Description of the task.
Check each line of the records for "FLAWN"; collect those that have it.

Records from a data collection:
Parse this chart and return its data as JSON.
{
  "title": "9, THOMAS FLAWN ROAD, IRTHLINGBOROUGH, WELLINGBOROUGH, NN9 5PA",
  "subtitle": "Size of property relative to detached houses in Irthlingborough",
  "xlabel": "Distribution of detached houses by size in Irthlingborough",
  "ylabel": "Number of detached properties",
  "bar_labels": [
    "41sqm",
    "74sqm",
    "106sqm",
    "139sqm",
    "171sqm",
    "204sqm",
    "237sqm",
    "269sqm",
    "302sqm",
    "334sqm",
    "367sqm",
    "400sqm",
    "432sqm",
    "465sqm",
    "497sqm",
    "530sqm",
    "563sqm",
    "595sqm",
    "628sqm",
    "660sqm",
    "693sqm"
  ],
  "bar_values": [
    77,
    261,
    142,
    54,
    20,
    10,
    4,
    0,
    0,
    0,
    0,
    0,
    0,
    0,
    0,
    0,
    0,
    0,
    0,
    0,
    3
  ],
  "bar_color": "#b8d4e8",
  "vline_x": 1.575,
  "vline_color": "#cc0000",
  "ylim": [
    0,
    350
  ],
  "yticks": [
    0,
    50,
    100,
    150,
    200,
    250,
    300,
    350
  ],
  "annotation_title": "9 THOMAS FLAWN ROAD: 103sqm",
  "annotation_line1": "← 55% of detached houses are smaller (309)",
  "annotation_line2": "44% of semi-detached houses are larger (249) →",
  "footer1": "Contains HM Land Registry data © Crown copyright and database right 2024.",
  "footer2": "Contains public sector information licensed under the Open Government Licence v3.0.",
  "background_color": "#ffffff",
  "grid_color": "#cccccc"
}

Answer below.
  "title": "9, THOMAS FLAWN ROAD, IRTHLINGBOROUGH, WELLINGBOROUGH, NN9 5PA",
  "annotation_title": "9 THOMAS FLAWN ROAD: 103sqm",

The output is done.